──────── RECORDS SHOWN

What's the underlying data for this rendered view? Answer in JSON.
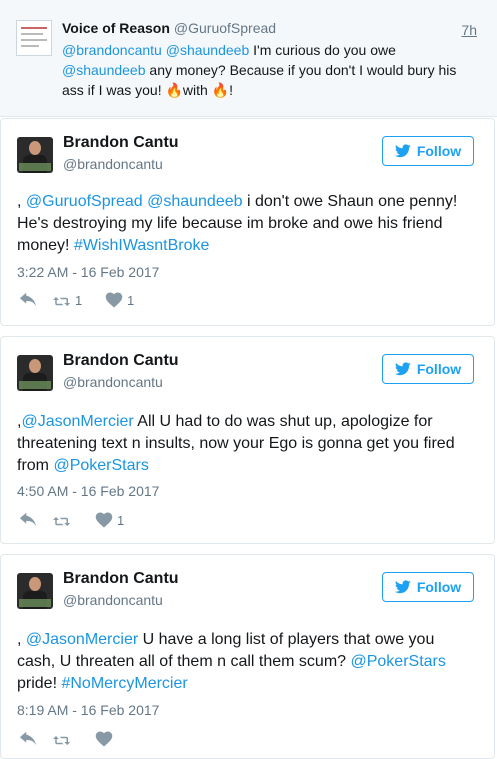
{
  "quoted_tweet": {
    "name": "Voice of Reason",
    "handle": "@GuruofSpread",
    "time": "7h",
    "text_parts": {
      "m1": "@brandoncantu",
      "m2": "@shaundeeb",
      "t1": " I'm curious do you owe ",
      "m3": "@shaundeeb",
      "t2": " any money? Because if you don't I would bury his ass if I was you! ",
      "fire1": "🔥",
      "t3": "with ",
      "fire2": "🔥",
      "t4": "!"
    }
  },
  "tweets": [
    {
      "name": "Brandon Cantu",
      "handle": "@brandoncantu",
      "follow_label": "Follow",
      "text_parts": {
        "t0": ", ",
        "m1": "@GuruofSpread",
        "sp": " ",
        "m2": "@shaundeeb",
        "t1": " i don't owe Shaun one penny! He's destroying my life because im broke and owe his friend money! ",
        "h1": "#WishIWasntBroke"
      },
      "timestamp": "3:22 AM - 16 Feb 2017",
      "retweets": "1",
      "likes": "1"
    },
    {
      "name": "Brandon Cantu",
      "handle": "@brandoncantu",
      "follow_label": "Follow",
      "text_parts": {
        "t0": ",",
        "m1": "@JasonMercier",
        "t1": " All U had to do was shut up, apologize for threatening text n insults, now your Ego is gonna get you fired from ",
        "m2": "@PokerStars"
      },
      "timestamp": "4:50 AM - 16 Feb 2017",
      "retweets": "",
      "likes": "1"
    },
    {
      "name": "Brandon Cantu",
      "handle": "@brandoncantu",
      "follow_label": "Follow",
      "text_parts": {
        "t0": ", ",
        "m1": "@JasonMercier",
        "t1": " U have a long list of players that owe you cash, U threaten all of them n call them scum? ",
        "m2": "@PokerStars",
        "t2": " pride! ",
        "h1": "#NoMercyMercier"
      },
      "timestamp": "8:19 AM - 16 Feb 2017",
      "retweets": "",
      "likes": ""
    }
  ],
  "icons": {
    "reply": "reply-icon",
    "retweet": "retweet-icon",
    "like": "heart-icon",
    "follow": "twitter-bird-icon"
  },
  "colors": {
    "link": "#1b95e0",
    "follow_blue": "#1da1f2",
    "muted": "#657786",
    "quoted_bg": "#f5f8fa"
  }
}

────────────────

WRITTEN INSTRUCTION: Give the number of lines in the entries that include the string "timestamp", and nothing more.

RESULT FOR THIS EXERCISE: 3